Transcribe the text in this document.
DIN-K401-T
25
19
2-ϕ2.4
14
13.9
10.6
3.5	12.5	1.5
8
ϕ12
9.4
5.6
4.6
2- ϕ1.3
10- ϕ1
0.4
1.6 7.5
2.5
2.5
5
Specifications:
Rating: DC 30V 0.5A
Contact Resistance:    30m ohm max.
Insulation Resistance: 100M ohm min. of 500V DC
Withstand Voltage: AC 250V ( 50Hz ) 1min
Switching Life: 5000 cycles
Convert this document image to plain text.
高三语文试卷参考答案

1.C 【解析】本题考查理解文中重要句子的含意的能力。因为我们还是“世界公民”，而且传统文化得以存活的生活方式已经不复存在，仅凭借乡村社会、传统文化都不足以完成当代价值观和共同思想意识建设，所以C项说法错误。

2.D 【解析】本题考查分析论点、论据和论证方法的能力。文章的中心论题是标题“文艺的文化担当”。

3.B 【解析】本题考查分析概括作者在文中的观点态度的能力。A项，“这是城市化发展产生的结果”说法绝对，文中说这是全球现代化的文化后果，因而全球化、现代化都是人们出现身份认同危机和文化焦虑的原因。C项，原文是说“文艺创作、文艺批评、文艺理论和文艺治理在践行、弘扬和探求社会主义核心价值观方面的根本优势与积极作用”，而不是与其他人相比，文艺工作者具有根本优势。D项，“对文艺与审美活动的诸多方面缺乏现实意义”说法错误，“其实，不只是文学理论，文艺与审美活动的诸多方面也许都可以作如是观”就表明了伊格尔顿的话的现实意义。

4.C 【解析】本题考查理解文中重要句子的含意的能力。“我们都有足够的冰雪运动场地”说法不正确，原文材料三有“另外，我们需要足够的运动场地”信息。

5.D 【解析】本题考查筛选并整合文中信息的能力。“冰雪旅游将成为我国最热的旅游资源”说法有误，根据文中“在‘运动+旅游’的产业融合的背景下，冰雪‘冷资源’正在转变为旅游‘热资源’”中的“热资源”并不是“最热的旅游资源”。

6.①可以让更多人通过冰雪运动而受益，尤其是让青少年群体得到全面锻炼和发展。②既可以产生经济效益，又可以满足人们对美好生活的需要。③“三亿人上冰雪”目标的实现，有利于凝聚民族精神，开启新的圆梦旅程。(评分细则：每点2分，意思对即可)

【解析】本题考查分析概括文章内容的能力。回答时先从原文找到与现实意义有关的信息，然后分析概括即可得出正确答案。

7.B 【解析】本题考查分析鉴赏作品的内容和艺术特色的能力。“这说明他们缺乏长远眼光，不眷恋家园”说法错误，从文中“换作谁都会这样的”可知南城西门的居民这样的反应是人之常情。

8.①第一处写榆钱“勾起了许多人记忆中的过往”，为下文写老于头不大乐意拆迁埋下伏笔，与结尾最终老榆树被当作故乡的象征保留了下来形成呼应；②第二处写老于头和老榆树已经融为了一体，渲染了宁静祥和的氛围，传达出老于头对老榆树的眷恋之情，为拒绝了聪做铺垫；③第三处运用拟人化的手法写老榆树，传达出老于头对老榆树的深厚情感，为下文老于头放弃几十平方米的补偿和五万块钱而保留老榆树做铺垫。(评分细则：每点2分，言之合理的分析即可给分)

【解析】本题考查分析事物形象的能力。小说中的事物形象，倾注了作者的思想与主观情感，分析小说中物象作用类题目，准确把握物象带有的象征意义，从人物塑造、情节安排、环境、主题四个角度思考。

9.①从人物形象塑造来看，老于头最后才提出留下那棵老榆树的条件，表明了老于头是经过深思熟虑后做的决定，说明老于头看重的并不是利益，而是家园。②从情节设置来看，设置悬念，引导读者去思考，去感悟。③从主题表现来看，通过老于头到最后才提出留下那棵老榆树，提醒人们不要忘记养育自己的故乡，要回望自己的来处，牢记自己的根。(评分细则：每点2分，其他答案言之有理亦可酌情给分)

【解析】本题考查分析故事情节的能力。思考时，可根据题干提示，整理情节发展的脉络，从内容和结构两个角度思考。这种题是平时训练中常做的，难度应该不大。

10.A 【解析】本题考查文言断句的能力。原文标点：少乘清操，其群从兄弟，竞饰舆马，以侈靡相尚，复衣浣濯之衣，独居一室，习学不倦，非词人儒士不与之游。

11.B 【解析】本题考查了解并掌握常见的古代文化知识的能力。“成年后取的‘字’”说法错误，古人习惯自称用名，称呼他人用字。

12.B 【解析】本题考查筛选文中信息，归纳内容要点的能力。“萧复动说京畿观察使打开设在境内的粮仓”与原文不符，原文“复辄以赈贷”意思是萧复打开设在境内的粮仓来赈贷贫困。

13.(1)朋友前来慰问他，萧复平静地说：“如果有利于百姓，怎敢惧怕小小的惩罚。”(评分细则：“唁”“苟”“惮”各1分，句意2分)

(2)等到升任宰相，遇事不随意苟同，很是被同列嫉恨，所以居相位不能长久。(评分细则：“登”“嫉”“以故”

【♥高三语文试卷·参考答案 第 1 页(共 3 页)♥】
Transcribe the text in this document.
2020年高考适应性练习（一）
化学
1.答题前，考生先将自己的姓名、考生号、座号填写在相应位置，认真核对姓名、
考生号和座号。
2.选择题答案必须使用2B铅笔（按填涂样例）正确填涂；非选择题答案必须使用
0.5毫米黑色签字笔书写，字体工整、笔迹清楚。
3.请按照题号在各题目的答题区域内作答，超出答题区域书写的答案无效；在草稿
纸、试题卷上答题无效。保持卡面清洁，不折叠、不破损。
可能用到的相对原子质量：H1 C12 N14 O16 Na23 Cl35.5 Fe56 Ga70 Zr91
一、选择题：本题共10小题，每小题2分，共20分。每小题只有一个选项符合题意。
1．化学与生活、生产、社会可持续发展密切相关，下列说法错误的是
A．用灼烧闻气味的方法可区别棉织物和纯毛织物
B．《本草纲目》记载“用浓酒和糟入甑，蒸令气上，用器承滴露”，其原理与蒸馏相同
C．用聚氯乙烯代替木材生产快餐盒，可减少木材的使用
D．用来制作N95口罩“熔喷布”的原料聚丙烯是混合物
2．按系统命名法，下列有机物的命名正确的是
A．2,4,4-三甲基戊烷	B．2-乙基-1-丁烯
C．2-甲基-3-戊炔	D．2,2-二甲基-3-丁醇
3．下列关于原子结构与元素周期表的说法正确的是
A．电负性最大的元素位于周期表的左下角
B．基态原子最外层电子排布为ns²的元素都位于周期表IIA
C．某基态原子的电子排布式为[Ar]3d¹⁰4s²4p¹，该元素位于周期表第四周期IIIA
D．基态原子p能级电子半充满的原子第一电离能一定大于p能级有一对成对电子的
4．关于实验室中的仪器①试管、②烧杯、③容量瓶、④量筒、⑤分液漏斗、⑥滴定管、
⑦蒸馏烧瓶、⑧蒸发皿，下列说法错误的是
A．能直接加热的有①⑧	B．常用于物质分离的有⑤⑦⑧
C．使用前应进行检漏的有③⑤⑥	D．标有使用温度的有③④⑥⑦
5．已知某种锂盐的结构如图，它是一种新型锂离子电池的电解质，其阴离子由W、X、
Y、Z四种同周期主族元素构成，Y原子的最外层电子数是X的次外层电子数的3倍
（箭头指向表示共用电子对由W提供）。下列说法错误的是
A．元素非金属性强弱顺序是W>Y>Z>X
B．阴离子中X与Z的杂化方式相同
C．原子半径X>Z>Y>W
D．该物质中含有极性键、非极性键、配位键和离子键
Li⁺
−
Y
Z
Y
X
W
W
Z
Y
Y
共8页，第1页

#### JOB:
Quote all of the entries verbatim.

#### FULL ANSWER:
Transcribe the text in this document.
DIN-K401-T
25
19
2-ϕ2.4
14
13.9
10.6
3.5	12.5	1.5
8
ϕ12
9.4
5.6
4.6
2- ϕ1.3
10- ϕ1
0.4
1.6 7.5
2.5
2.5
5
Specifications:
Rating: DC 30V 0.5A
Contact Resistance:    30m ohm max.
Insulation Resistance: 100M ohm min. of 500V DC
Withstand Voltage: AC 250V ( 50Hz ) 1min
Switching Life: 5000 cycles
Convert this document image to plain text.
高三语文试卷参考答案

1.C 【解析】本题考查理解文中重要句子的含意的能力。因为我们还是“世界公民”，而且传统文化得以存活的生活方式已经不复存在，仅凭借乡村社会、传统文化都不足以完成当代价值观和共同思想意识建设，所以C项说法错误。

2.D 【解析】本题考查分析论点、论据和论证方法的能力。文章的中心论题是标题“文艺的文化担当”。

3.B 【解析】本题考查分析概括作者在文中的观点态度的能力。A项，“这是城市化发展产生的结果”说法绝对，文中说这是全球现代化的文化后果，因而全球化、现代化都是人们出现身份认同危机和文化焦虑的原因。C项，原文是说“文艺创作、文艺批评、文艺理论和文艺治理在践行、弘扬和探求社会主义核心价值观方面的根本优势与积极作用”，而不是与其他人相比，文艺工作者具有根本优势。D项，“对文艺与审美活动的诸多方面缺乏现实意义”说法错误，“其实，不只是文学理论，文艺与审美活动的诸多方面也许都可以作如是观”就表明了伊格尔顿的话的现实意义。

4.C 【解析】本题考查理解文中重要句子的含意的能力。“我们都有足够的冰雪运动场地”说法不正确，原文材料三有“另外，我们需要足够的运动场地”信息。

5.D 【解析】本题考查筛选并整合文中信息的能力。“冰雪旅游将成为我国最热的旅游资源”说法有误，根据文中“在‘运动+旅游’的产业融合的背景下，冰雪‘冷资源’正在转变为旅游‘热资源’”中的“热资源”并不是“最热的旅游资源”。

6.①可以让更多人通过冰雪运动而受益，尤其是让青少年群体得到全面锻炼和发展。②既可以产生经济效益，又可以满足人们对美好生活的需要。③“三亿人上冰雪”目标的实现，有利于凝聚民族精神，开启新的圆梦旅程。(评分细则：每点2分，意思对即可)

【解析】本题考查分析概括文章内容的能力。回答时先从原文找到与现实意义有关的信息，然后分析概括即可得出正确答案。

7.B 【解析】本题考查分析鉴赏作品的内容和艺术特色的能力。“这说明他们缺乏长远眼光，不眷恋家园”说法错误，从文中“换作谁都会这样的”可知南城西门的居民这样的反应是人之常情。

8.①第一处写榆钱“勾起了许多人记忆中的过往”，为下文写老于头不大乐意拆迁埋下伏笔，与结尾最终老榆树被当作故乡的象征保留了下来形成呼应；②第二处写老于头和老榆树已经融为了一体，渲染了宁静祥和的氛围，传达出老于头对老榆树的眷恋之情，为拒绝了聪做铺垫；③第三处运用拟人化的手法写老榆树，传达出老于头对老榆树的深厚情感，为下文老于头放弃几十平方米的补偿和五万块钱而保留老榆树做铺垫。(评分细则：每点2分，言之合理的分析即可给分)

【解析】本题考查分析事物形象的能力。小说中的事物形象，倾注了作者的思想与主观情感，分析小说中物象作用类题目，准确把握物象带有的象征意义，从人物塑造、情节安排、环境、主题四个角度思考。

9.①从人物形象塑造来看，老于头最后才提出留下那棵老榆树的条件，表明了老于头是经过深思熟虑后做的决定，说明老于头看重的并不是利益，而是家园。②从情节设置来看，设置悬念，引导读者去思考，去感悟。③从主题表现来看，通过老于头到最后才提出留下那棵老榆树，提醒人们不要忘记养育自己的故乡，要回望自己的来处，牢记自己的根。(评分细则：每点2分，其他答案言之有理亦可酌情给分)

【解析】本题考查分析故事情节的能力。思考时，可根据题干提示，整理情节发展的脉络，从内容和结构两个角度思考。这种题是平时训练中常做的，难度应该不大。

10.A 【解析】本题考查文言断句的能力。原文标点：少乘清操，其群从兄弟，竞饰舆马，以侈靡相尚，复衣浣濯之衣，独居一室，习学不倦，非词人儒士不与之游。

11.B 【解析】本题考查了解并掌握常见的古代文化知识的能力。“成年后取的‘字’”说法错误，古人习惯自称用名，称呼他人用字。

12.B 【解析】本题考查筛选文中信息，归纳内容要点的能力。“萧复动说京畿观察使打开设在境内的粮仓”与原文不符，原文“复辄以赈贷”意思是萧复打开设在境内的粮仓来赈贷贫困。

13.(1)朋友前来慰问他，萧复平静地说：“如果有利于百姓，怎敢惧怕小小的惩罚。”(评分细则：“唁”“苟”“惮”各1分，句意2分)

(2)等到升任宰相，遇事不随意苟同，很是被同列嫉恨，所以居相位不能长久。(评分细则：“登”“嫉”“以故”

【♥高三语文试卷·参考答案 第 1 页(共 3 页)♥】
Transcribe the text in this document.
2020年高考适应性练习（一）
化学
1.答题前，考生先将自己的姓名、考生号、座号填写在相应位置，认真核对姓名、
考生号和座号。
2.选择题答案必须使用2B铅笔（按填涂样例）正确填涂；非选择题答案必须使用
0.5毫米黑色签字笔书写，字体工整、笔迹清楚。
3.请按照题号在各题目的答题区域内作答，超出答题区域书写的答案无效；在草稿
纸、试题卷上答题无效。保持卡面清洁，不折叠、不破损。
可能用到的相对原子质量：H1 C12 N14 O16 Na23 Cl35.5 Fe56 Ga70 Zr91
一、选择题：本题共10小题，每小题2分，共20分。每小题只有一个选项符合题意。
1．化学与生活、生产、社会可持续发展密切相关，下列说法错误的是
A．用灼烧闻气味的方法可区别棉织物和纯毛织物
B．《本草纲目》记载“用浓酒和糟入甑，蒸令气上，用器承滴露”，其原理与蒸馏相同
C．用聚氯乙烯代替木材生产快餐盒，可减少木材的使用
D．用来制作N95口罩“熔喷布”的原料聚丙烯是混合物
2．按系统命名法，下列有机物的命名正确的是
A．2,4,4-三甲基戊烷	B．2-乙基-1-丁烯
C．2-甲基-3-戊炔	D．2,2-二甲基-3-丁醇
3．下列关于原子结构与元素周期表的说法正确的是
A．电负性最大的元素位于周期表的左下角
B．基态原子最外层电子排布为ns²的元素都位于周期表IIA
C．某基态原子的电子排布式为[Ar]3d¹⁰4s²4p¹，该元素位于周期表第四周期IIIA
D．基态原子p能级电子半充满的原子第一电离能一定大于p能级有一对成对电子的
4．关于实验室中的仪器①试管、②烧杯、③容量瓶、④量筒、⑤分液漏斗、⑥滴定管、
⑦蒸馏烧瓶、⑧蒸发皿，下列说法错误的是
A．能直接加热的有①⑧	B．常用于物质分离的有⑤⑦⑧
C．使用前应进行检漏的有③⑤⑥	D．标有使用温度的有③④⑥⑦
5．已知某种锂盐的结构如图，它是一种新型锂离子电池的电解质，其阴离子由W、X、
Y、Z四种同周期主族元素构成，Y原子的最外层电子数是X的次外层电子数的3倍
（箭头指向表示共用电子对由W提供）。下列说法错误的是
A．元素非金属性强弱顺序是W>Y>Z>X
B．阴离子中X与Z的杂化方式相同
C．原子半径X>Z>Y>W
D．该物质中含有极性键、非极性键、配位键和离子键
Li⁺
−
Y
Z
Y
X
W
W
Z
Y
Y
共8页，第1页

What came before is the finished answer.